■ GIVEN TASK:
Answer with the number of lines in the listing below that contain the word "plain", and nothing else.

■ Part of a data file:
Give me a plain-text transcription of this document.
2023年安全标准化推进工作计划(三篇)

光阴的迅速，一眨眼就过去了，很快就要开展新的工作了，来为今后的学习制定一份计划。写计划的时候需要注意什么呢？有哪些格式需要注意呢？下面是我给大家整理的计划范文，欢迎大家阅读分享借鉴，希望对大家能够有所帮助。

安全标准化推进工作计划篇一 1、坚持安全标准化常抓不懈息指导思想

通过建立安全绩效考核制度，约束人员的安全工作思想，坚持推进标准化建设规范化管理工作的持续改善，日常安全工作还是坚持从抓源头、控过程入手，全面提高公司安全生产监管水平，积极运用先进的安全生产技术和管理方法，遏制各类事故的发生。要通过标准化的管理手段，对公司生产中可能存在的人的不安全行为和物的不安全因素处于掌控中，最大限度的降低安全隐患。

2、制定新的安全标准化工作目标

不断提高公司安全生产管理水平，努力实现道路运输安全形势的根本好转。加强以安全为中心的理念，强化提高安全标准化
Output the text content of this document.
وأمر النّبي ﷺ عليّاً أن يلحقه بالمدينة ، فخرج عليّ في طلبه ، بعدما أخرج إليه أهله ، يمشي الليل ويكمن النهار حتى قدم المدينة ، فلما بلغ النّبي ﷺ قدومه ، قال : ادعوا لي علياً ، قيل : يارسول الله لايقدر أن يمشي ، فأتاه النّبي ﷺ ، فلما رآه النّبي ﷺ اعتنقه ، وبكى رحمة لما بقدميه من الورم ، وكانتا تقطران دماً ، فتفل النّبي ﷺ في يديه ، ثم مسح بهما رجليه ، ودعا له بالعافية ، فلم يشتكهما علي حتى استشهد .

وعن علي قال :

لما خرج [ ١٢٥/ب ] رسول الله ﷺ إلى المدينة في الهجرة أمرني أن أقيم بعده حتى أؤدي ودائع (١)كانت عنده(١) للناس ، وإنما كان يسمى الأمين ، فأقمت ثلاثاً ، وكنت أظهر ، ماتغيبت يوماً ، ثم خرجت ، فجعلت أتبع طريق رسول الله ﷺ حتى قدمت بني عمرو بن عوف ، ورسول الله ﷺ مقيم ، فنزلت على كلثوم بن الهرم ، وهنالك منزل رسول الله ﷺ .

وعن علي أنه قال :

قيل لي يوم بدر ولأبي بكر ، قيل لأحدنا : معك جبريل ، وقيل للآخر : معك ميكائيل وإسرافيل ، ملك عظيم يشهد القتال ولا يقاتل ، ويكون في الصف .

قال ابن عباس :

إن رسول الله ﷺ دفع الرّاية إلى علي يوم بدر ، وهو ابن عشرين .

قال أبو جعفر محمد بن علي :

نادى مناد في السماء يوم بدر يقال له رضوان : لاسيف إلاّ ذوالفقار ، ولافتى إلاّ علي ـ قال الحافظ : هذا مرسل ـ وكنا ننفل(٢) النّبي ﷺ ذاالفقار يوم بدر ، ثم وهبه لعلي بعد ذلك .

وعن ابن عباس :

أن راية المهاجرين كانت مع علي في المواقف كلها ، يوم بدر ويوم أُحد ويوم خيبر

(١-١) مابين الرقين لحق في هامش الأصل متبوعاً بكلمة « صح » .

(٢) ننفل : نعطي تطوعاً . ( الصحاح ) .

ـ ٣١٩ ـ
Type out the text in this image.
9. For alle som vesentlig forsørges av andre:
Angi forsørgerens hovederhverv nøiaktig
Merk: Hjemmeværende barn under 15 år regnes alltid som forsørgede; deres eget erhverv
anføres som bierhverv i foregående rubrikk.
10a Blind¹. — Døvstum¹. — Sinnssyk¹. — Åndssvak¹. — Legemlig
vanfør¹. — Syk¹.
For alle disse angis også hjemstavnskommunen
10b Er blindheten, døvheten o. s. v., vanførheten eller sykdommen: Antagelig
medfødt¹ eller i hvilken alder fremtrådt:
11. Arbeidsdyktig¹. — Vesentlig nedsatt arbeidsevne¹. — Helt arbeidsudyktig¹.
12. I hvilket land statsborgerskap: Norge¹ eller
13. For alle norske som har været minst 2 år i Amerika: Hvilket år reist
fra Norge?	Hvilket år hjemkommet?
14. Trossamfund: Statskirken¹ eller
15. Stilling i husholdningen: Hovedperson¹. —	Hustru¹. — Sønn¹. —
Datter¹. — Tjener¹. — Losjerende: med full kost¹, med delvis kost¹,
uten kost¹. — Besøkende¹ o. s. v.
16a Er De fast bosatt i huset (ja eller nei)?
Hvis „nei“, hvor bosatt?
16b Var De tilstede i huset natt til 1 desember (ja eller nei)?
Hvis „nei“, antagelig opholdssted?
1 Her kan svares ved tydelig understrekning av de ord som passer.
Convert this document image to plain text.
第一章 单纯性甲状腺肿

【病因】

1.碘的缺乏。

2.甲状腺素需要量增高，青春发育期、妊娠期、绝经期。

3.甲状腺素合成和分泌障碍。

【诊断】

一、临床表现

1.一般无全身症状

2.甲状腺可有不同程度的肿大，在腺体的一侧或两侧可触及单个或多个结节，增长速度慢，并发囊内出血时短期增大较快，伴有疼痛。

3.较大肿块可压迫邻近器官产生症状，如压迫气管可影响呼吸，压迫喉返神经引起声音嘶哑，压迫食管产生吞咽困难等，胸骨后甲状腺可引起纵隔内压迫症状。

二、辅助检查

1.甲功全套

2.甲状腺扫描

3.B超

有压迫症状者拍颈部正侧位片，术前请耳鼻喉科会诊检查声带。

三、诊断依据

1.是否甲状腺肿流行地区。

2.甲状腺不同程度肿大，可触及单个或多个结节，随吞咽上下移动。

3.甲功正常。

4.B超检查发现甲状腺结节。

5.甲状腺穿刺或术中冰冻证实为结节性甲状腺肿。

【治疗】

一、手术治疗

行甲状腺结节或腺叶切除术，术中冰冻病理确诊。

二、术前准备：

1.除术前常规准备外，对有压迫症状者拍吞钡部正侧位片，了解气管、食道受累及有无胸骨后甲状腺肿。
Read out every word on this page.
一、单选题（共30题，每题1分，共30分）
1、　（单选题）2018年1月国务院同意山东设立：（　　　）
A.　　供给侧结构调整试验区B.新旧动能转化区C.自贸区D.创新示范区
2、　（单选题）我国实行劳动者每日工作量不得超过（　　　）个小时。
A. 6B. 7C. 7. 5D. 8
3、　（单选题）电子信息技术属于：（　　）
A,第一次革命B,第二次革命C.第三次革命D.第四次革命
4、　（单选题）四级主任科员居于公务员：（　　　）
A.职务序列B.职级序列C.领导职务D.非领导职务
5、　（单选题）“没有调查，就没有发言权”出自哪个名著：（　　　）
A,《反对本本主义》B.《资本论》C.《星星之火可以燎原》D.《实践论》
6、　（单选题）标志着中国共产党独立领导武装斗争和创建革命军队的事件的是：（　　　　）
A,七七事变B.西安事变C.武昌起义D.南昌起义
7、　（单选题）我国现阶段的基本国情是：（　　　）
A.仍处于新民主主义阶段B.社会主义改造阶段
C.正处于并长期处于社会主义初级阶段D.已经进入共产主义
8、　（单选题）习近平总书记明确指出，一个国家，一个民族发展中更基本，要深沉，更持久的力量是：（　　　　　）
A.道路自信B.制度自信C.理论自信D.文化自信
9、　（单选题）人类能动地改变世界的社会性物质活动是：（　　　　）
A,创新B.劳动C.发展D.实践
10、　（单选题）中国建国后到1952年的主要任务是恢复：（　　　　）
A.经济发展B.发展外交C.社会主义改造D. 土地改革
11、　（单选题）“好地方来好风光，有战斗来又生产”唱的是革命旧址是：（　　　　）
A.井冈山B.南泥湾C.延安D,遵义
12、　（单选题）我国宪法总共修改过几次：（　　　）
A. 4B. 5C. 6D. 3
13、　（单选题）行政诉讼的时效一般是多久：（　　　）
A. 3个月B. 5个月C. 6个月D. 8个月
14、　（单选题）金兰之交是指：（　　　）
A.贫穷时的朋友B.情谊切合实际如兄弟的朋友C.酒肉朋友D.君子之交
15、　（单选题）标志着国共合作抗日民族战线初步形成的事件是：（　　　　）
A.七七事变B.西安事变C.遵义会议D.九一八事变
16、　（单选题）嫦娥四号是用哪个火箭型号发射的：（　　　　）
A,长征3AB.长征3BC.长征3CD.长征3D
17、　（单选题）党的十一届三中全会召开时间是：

■ SOLVED EXERCISE:
2